◆ **Task inputs**:
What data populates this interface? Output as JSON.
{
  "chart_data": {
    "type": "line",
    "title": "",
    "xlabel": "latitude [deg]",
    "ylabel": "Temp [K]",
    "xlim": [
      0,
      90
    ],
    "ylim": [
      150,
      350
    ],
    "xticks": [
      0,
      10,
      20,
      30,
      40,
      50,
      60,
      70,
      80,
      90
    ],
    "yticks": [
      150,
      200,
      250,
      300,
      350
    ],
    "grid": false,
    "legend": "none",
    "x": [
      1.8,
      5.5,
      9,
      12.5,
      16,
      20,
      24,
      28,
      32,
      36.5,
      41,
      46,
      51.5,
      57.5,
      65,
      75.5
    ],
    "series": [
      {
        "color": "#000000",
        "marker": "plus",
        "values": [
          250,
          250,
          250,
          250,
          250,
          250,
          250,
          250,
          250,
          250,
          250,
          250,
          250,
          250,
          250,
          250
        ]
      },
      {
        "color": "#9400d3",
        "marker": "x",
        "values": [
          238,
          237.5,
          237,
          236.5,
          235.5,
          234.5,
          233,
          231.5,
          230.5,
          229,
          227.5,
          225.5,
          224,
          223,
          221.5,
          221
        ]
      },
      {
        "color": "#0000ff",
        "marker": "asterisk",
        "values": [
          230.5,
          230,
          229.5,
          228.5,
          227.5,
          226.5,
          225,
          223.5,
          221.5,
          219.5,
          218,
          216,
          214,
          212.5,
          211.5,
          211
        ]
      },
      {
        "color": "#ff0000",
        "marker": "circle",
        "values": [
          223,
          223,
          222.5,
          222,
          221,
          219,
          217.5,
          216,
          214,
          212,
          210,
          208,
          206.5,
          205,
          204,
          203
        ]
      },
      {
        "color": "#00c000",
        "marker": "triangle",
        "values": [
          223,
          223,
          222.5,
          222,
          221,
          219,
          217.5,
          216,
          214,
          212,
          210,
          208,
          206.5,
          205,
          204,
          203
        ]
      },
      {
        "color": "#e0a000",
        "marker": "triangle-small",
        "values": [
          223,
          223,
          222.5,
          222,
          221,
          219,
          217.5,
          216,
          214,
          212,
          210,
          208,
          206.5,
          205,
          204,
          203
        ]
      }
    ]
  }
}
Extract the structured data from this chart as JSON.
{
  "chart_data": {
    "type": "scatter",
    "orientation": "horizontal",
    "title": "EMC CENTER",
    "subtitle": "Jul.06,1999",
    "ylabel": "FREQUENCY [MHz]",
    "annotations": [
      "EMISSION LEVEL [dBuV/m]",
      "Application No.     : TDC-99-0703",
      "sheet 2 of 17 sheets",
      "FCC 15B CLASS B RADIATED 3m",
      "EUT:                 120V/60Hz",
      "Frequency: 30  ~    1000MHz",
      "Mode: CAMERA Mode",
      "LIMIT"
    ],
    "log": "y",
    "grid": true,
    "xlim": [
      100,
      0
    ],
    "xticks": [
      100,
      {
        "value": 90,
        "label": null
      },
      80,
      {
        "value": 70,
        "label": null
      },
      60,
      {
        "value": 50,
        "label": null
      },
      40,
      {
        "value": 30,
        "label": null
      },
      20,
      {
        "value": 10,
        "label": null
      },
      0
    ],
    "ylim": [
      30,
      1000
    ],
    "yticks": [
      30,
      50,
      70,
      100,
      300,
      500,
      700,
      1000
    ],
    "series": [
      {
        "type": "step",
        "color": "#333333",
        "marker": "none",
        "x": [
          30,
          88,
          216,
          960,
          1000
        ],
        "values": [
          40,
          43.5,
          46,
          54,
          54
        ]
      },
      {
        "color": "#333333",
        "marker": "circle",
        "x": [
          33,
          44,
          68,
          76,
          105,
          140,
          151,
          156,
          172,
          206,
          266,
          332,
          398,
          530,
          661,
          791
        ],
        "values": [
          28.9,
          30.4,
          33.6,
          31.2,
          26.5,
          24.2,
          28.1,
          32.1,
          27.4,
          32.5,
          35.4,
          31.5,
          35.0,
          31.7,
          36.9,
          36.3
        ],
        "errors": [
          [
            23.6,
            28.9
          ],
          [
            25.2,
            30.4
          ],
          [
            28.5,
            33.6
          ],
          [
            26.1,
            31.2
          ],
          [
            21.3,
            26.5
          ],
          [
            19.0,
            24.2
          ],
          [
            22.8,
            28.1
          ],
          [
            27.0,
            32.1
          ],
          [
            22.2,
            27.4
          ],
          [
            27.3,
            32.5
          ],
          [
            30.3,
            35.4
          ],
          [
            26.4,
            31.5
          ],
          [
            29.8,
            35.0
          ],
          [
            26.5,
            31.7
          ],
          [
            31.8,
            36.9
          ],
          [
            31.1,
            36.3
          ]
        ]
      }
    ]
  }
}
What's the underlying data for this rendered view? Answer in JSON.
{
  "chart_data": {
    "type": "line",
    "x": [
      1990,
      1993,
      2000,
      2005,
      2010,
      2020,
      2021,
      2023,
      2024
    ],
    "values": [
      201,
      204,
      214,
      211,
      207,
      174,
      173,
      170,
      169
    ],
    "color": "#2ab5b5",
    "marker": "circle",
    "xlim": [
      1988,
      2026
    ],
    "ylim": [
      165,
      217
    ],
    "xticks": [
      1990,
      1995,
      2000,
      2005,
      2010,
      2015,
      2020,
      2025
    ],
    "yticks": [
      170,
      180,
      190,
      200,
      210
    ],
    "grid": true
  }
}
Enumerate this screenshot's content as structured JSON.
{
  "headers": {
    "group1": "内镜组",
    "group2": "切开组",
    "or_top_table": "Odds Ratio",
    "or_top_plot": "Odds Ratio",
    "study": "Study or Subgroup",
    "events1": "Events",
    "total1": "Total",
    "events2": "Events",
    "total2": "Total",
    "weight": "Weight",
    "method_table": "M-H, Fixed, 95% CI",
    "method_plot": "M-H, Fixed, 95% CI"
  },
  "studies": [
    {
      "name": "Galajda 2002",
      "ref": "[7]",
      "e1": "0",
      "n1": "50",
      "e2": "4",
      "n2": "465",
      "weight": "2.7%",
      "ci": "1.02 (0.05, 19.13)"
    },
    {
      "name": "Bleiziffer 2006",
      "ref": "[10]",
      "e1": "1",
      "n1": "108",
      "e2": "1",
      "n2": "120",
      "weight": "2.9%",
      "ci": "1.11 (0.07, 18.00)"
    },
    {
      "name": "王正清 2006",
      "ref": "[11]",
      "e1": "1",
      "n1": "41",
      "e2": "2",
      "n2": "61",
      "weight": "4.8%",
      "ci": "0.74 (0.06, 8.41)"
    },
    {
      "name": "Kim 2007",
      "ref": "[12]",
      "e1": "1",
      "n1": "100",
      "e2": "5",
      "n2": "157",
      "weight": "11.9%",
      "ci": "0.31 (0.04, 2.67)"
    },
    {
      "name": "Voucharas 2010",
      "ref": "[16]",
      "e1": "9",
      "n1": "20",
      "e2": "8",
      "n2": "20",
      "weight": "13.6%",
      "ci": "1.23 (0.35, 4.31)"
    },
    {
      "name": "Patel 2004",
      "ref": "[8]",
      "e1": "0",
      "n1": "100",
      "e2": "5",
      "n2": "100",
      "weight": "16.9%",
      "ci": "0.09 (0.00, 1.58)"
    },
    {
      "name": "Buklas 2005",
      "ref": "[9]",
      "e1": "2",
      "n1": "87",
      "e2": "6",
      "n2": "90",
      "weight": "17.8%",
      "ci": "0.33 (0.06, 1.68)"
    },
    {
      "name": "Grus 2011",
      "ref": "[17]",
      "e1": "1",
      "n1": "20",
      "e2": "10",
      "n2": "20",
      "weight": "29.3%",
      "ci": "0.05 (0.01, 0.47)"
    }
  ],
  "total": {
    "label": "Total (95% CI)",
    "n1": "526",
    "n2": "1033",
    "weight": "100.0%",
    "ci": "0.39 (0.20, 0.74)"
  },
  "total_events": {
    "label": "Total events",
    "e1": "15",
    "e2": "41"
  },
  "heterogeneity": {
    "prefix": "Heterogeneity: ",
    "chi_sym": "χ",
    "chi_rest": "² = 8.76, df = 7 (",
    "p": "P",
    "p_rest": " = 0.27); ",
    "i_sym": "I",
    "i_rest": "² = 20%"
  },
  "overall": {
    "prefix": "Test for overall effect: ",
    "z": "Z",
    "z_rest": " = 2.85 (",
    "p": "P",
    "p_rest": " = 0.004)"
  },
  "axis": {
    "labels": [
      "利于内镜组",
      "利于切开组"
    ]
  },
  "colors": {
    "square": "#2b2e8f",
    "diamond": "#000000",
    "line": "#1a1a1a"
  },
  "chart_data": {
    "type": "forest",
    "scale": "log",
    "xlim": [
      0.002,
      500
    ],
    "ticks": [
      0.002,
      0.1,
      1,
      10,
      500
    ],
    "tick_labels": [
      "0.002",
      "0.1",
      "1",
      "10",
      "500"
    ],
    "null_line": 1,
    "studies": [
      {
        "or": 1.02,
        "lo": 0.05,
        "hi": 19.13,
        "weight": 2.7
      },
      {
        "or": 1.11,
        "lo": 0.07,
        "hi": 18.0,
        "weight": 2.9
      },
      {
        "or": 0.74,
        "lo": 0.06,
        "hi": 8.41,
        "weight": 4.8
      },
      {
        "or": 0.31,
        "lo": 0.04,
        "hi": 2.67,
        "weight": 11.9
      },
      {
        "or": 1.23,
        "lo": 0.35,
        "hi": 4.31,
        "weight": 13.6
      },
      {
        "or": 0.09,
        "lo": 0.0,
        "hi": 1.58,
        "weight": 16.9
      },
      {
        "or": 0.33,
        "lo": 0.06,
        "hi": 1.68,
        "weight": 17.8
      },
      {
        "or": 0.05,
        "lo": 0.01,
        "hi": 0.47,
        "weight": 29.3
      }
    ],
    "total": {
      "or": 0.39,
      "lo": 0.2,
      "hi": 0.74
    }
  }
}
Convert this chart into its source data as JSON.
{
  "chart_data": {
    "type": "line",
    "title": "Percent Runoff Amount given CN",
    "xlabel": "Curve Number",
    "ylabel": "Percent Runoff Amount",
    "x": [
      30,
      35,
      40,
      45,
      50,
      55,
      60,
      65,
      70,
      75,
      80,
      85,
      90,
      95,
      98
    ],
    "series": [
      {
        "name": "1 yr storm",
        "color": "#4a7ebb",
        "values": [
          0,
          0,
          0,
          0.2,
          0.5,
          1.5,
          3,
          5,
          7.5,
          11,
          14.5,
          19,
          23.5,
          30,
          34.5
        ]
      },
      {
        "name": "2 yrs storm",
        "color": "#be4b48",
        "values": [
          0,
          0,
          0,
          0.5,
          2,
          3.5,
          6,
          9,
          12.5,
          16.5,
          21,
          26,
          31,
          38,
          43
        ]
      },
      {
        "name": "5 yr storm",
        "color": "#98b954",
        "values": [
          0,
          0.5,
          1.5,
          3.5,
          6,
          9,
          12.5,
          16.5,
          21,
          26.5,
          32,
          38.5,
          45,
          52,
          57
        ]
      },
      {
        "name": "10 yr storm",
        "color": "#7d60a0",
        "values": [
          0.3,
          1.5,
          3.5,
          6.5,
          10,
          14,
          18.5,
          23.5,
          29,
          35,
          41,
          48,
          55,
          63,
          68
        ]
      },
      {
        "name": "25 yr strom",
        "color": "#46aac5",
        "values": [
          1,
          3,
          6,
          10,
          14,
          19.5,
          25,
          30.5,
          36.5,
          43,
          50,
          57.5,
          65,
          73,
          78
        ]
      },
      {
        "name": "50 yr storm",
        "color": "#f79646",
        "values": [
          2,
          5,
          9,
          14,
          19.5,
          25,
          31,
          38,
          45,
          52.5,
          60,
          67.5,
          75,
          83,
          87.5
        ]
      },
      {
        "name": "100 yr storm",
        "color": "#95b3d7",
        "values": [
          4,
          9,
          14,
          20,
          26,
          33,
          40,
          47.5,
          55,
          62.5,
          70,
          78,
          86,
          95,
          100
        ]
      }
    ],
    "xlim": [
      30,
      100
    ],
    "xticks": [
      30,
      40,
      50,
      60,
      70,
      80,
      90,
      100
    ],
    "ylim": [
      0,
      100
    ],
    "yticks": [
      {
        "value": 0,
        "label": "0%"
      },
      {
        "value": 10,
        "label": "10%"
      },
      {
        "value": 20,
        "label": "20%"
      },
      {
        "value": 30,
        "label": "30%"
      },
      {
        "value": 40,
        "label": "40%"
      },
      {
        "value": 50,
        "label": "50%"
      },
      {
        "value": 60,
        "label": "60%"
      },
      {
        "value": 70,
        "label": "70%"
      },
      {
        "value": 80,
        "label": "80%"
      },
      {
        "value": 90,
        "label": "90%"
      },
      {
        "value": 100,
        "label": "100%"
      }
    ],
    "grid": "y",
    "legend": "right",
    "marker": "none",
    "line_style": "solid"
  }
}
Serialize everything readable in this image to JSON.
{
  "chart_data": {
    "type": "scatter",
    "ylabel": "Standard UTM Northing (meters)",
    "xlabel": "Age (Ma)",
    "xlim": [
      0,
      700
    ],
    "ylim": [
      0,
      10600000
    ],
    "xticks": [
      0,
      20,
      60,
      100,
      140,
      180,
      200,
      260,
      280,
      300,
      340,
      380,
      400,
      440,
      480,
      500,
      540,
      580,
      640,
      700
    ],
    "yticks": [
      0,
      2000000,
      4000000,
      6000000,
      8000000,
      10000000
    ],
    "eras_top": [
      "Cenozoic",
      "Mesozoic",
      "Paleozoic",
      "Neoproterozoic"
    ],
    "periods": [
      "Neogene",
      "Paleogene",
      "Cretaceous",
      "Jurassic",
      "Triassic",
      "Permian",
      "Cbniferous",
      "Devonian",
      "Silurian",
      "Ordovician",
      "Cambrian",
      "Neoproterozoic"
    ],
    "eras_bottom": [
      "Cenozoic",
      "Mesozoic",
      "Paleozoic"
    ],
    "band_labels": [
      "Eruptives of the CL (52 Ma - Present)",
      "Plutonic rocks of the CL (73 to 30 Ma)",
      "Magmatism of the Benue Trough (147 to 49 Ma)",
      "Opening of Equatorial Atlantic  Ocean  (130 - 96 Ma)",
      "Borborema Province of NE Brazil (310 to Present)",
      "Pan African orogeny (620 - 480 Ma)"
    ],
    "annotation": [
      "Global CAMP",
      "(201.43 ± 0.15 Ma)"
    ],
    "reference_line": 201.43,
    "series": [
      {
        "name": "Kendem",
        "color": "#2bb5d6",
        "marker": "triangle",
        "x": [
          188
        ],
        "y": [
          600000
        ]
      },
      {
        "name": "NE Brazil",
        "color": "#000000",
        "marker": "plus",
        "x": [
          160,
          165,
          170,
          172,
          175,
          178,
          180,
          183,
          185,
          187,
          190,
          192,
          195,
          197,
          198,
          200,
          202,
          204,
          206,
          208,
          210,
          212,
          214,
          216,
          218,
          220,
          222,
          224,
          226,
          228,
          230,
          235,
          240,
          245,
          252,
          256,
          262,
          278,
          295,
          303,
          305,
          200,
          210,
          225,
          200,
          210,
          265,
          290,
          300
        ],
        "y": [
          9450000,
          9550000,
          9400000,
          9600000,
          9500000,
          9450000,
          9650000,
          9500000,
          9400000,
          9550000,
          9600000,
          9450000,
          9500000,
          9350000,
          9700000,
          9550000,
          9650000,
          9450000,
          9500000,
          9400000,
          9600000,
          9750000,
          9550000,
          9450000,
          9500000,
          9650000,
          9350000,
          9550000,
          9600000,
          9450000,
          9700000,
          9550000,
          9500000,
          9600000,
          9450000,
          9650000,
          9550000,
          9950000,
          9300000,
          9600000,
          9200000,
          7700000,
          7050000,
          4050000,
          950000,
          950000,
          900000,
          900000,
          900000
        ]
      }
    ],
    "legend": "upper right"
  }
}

◆ **Exercise goal**:
In the records above, how many lines include "ylabel"? Give that number and nothing more.

◆ **Finished exercise**:
4